_YOUR TASK:_ Images are not part of the copy; transcribe all the data exactly.

━━ DATA EXTRACT ━━

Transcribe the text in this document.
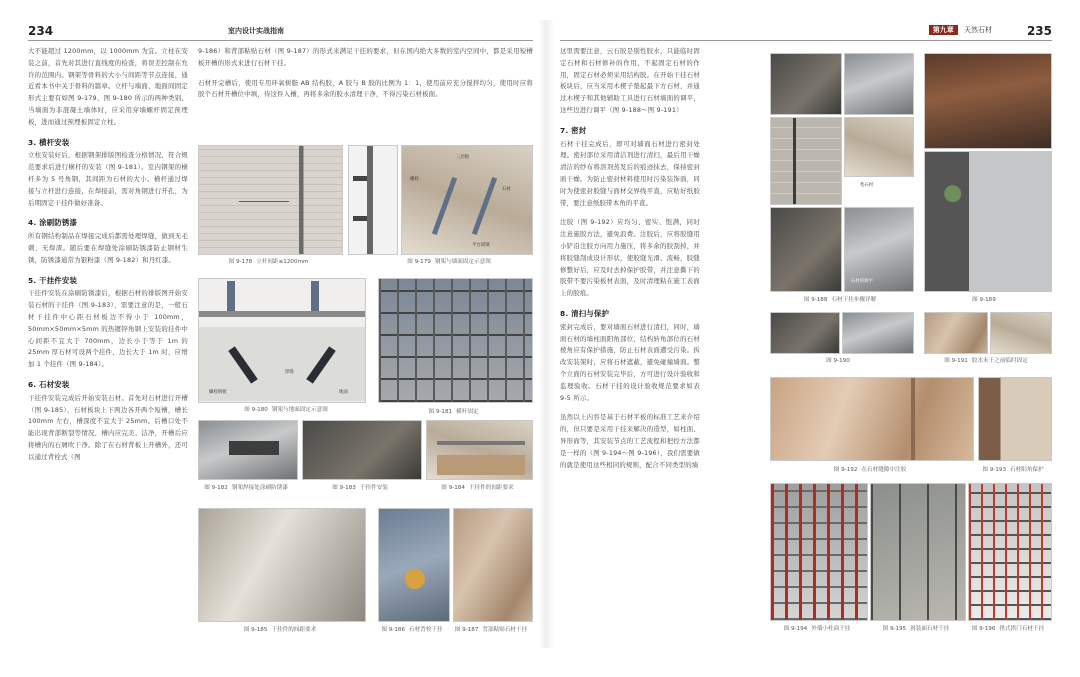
234	室内设计实战指南

大不能超过 1200mm，以 1000mm 为宜。立柱在安装之前，首先对其进行直线度的检查，将误差控制在允许的范围内。钢架等骨料的大小与间距等节点连接，通近看本书中关于骨料的篇章。立杆与墙面、地面间固定形式主要有如图 9-179、图 9-180 所示的两种类别，当墙面为非混凝土墙体时，应采用穿墙螺杆固定预埋板，进而通过预埋板固定立柱。

3. 横杆安装

立柱安装好后，根据钢架排版图检查分格情况，符合规范要求后进行横杆的安装（图 9-181）。室内钢架的横杆多为 5 号角钢，其间距为石材的大小。横杆通过焊接与立杆进行连接，在焊接前，需对角钢进行开孔，为后期固定干挂件做好准备。

4. 涂刷防锈漆

所有钢结构制品在焊接完成后都需处理焊缝，做到无毛刺、无焊渣。随后要在焊缝处涂刷防锈漆防止钢材生锈，防锈漆通常为银粉漆（图 9-182）和丹红漆。

5. 干挂件安装

干挂件安装在涂刷防锈漆后，根据石材的排版图开始安装石材的干挂件（图 9-183），需要注意的是，一般石材干挂件中心距石材板边不得小于 100mm，50mm×50mm×5mm 的热镀锌角钢上安装的挂件中心间距不宜大于 700mm，边长小于等于 1m 的 25mm 厚石材可设两个挂件，边长大于 1m 时，应增加 1 个挂件（图 9-184）。

6. 石材安装

干挂件安装完成后开始安装石材。首先对石材进行开槽（图 9-185），石材板块上下两边各开两个短槽，槽长 100mm 左右，槽深度不宜大于 25mm。后槽口处不能出现背部断裂等情况，槽内应完美、洁净，开槽后应将槽内的石屑吹干净。除了在石材背板上开槽外，还可以通过背栓式（图

9-186）和背部粘贴石材（图 9-187）的形式来满足干挂的要求，但在国内绝大多数的室内空间中，都是采用短槽板开槽的形式来进行石材干挂。

石材开完槽后，使用专用环氧树脂 AB 结构胶，A 胶与 B 胶的比例为 1：1，使用前应充分搅拌均匀，使用时应将胶个石材开槽位中填，待这件入槽，再将多余的胶水清理干净，不得污染石材板面。

图 9-178 立杆间距≤1200mm
三层板
石材
螺栓
平台锚钢
图 9-179 钢架与墙面固定示意图
焊缝
螺栓钢板	地面
图 9-180 钢架与地面固定示意图	图 9-181 横杆固定
图 9-182 钢架焊接处涂刷防锈漆	图 9-183 干挂件安装	图 9-184 干挂件的间距要求
图 9-185 干挂件的间距要求	图 9-186 石材背栓干挂	图 9-187 背部粘贴石材干挂
第九章 天然石材	235

这里需要注意，云石胶是别性胶水，只能临时固定石材和石材修补的作用，不起固定石材的作用，固定石材必须采用结构胶。在开始干挂石材板块后，应当采用木楔子垫起最下方石材，并通过木楔子和其他辅助工具进行石材墙面的调平，这些边进行调平（图 9-188～图 9-191）

7. 密封

石材干挂完成后，即可对墙面石材进行密封处理。密封部位采用清洁剂进行清扫，最后用干燥清洁的纱布将溶剂蒸发后的痕迹抹去，保持密封面干燥。为防止密封材料使用时污染装饰面，同时为使密封胶缝与面材交界线平直，应贴好纸胶带，要注意纸胶带本角的平直。

注胶（图 9-192）应均匀、密实、饱满，同时注意施胶方法，避免浪费。注胶后，应将胶缝用小铲沿注胶方向用力施压，将多余的胶刮掉，并将胶缝刮成设计形状，使胶缝光滑、流畅，胶缝修整好后，应及时去掉保护胶带，并注意撕下的胶带不要污染板材表面，及时清理粘在施工表面上的胶痕。

8. 清扫与保护

密封完成后，要对墙面石材进行清扫，同时，墙面石材的墙柱面阳角部位，结构转角部位的石材棱角应有保护措施，防止石材表面遭受污染。拆改安装架时，应将石材遮蔽，避免碰撞墙面。整个立面的石材安装完毕后，方可进行设计验收和监理验收。石材干挂的设计验收规范要求如表 9-5 所示。

虽然以上内容是基于石材平板的标准工艺来介绍的，但只要是采用干挂来解决的造型，如柱面、异形面等，其安装节点的工艺流程和把控方法都是一样的（图 9-194～图 9-196），我们需要做的就是使用这些相同的规则，配合不同类型的墙

石材的调平
垫石材
图 9-188 石材干挂步骤详解	图 9-189
图 9-190	图 9-191 胶水未干之前临时固定
图 9-192 在石材缝隙中注胶	图 9-193 石材阳角保护
图 9-194 外墙小柱面干挂	图 9-195 斜装面石材干挂	图 9-196 拱式拱门石材干挂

━━━

_EXERCISE OUTPUT:_
Transcribe the text in this document.
234	室内设计实战指南

大不能超过 1200mm，以 1000mm 为宜。立柱在安装之前，首先对其进行直线度的检查，将误差控制在允许的范围内。钢架等骨料的大小与间距等节点连接，通近看本书中关于骨料的篇章。立杆与墙面、地面间固定形式主要有如图 9-179、图 9-180 所示的两种类别，当墙面为非混凝土墙体时，应采用穿墙螺杆固定预埋板，进而通过预埋板固定立柱。

3. 横杆安装

立柱安装好后，根据钢架排版图检查分格情况，符合规范要求后进行横杆的安装（图 9-181）。室内钢架的横杆多为 5 号角钢，其间距为石材的大小。横杆通过焊接与立杆进行连接，在焊接前，需对角钢进行开孔，为后期固定干挂件做好准备。

4. 涂刷防锈漆

所有钢结构制品在焊接完成后都需处理焊缝，做到无毛刺、无焊渣。随后要在焊缝处涂刷防锈漆防止钢材生锈，防锈漆通常为银粉漆（图 9-182）和丹红漆。

5. 干挂件安装

干挂件安装在涂刷防锈漆后，根据石材的排版图开始安装石材的干挂件（图 9-183），需要注意的是，一般石材干挂件中心距石材板边不得小于 100mm，50mm×50mm×5mm 的热镀锌角钢上安装的挂件中心间距不宜大于 700mm，边长小于等于 1m 的 25mm 厚石材可设两个挂件，边长大于 1m 时，应增加 1 个挂件（图 9-184）。

6. 石材安装

干挂件安装完成后开始安装石材。首先对石材进行开槽（图 9-185），石材板块上下两边各开两个短槽，槽长 100mm 左右，槽深度不宜大于 25mm。后槽口处不能出现背部断裂等情况，槽内应完美、洁净，开槽后应将槽内的石屑吹干净。除了在石材背板上开槽外，还可以通过背栓式（图

9-186）和背部粘贴石材（图 9-187）的形式来满足干挂的要求，但在国内绝大多数的室内空间中，都是采用短槽板开槽的形式来进行石材干挂。

石材开完槽后，使用专用环氧树脂 AB 结构胶，A 胶与 B 胶的比例为 1：1，使用前应充分搅拌均匀，使用时应将胶个石材开槽位中填，待这件入槽，再将多余的胶水清理干净，不得污染石材板面。

图 9-178 立杆间距≤1200mm
三层板
石材
螺栓
平台锚钢
图 9-179 钢架与墙面固定示意图
焊缝
螺栓钢板	地面
图 9-180 钢架与地面固定示意图	图 9-181 横杆固定
图 9-182 钢架焊接处涂刷防锈漆	图 9-183 干挂件安装	图 9-184 干挂件的间距要求
图 9-185 干挂件的间距要求	图 9-186 石材背栓干挂	图 9-187 背部粘贴石材干挂
第九章 天然石材	235

这里需要注意，云石胶是别性胶水，只能临时固定石材和石材修补的作用，不起固定石材的作用，固定石材必须采用结构胶。在开始干挂石材板块后，应当采用木楔子垫起最下方石材，并通过木楔子和其他辅助工具进行石材墙面的调平，这些边进行调平（图 9-188～图 9-191）

7. 密封

石材干挂完成后，即可对墙面石材进行密封处理。密封部位采用清洁剂进行清扫，最后用干燥清洁的纱布将溶剂蒸发后的痕迹抹去，保持密封面干燥。为防止密封材料使用时污染装饰面，同时为使密封胶缝与面材交界线平直，应贴好纸胶带，要注意纸胶带本角的平直。

注胶（图 9-192）应均匀、密实、饱满，同时注意施胶方法，避免浪费。注胶后，应将胶缝用小铲沿注胶方向用力施压，将多余的胶刮掉，并将胶缝刮成设计形状，使胶缝光滑、流畅，胶缝修整好后，应及时去掉保护胶带，并注意撕下的胶带不要污染板材表面，及时清理粘在施工表面上的胶痕。

8. 清扫与保护

密封完成后，要对墙面石材进行清扫，同时，墙面石材的墙柱面阳角部位，结构转角部位的石材棱角应有保护措施，防止石材表面遭受污染。拆改安装架时，应将石材遮蔽，避免碰撞墙面。整个立面的石材安装完毕后，方可进行设计验收和监理验收。石材干挂的设计验收规范要求如表 9-5 所示。

虽然以上内容是基于石材平板的标准工艺来介绍的，但只要是采用干挂来解决的造型，如柱面、异形面等，其安装节点的工艺流程和把控方法都是一样的（图 9-194～图 9-196），我们需要做的就是使用这些相同的规则，配合不同类型的墙

石材的调平
垫石材
图 9-188 石材干挂步骤详解	图 9-189
图 9-190	图 9-191 胶水未干之前临时固定
图 9-192 在石材缝隙中注胶	图 9-193 石材阳角保护
图 9-194 外墙小柱面干挂	图 9-195 斜装面石材干挂	图 9-196 拱式拱门石材干挂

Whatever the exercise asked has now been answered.